---- Provided records
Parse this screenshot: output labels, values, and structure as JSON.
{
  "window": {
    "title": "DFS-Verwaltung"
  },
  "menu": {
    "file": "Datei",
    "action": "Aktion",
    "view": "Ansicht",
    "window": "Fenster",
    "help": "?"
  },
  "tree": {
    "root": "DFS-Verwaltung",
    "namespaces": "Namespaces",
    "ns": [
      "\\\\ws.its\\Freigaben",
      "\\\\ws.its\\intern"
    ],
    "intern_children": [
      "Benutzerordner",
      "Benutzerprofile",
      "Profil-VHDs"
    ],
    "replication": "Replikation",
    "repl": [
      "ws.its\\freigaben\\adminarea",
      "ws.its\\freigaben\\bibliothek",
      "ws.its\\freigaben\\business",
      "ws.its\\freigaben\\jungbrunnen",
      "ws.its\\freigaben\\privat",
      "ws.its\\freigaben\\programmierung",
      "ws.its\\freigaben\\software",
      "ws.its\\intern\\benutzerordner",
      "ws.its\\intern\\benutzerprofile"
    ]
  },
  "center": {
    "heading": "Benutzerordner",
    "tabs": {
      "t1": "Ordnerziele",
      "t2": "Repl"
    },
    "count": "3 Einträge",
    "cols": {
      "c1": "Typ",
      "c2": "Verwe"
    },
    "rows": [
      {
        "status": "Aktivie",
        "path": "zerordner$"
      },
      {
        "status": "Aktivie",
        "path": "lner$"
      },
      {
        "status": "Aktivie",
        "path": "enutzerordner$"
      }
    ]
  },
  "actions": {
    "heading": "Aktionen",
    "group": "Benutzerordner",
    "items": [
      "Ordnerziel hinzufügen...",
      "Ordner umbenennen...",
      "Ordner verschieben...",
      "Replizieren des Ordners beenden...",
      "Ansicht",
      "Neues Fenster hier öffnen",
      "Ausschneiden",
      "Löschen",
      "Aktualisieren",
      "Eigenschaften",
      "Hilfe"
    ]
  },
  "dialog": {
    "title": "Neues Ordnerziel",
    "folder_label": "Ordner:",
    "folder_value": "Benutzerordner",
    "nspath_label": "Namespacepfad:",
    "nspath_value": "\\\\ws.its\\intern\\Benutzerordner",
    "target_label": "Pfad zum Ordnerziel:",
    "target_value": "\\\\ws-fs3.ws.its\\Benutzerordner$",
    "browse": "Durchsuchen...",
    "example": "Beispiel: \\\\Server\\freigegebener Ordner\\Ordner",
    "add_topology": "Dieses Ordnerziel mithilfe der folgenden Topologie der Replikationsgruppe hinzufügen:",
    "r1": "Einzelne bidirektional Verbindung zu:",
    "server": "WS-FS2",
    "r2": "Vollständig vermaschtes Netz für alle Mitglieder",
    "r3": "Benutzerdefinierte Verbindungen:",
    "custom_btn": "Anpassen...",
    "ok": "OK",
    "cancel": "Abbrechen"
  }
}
--------
* [Short task]: Find every line in the records above that contains the word "Fenster", and copy each one.

* [Reply]:
    "window": "Fenster",
      "Neues Fenster hier öffnen",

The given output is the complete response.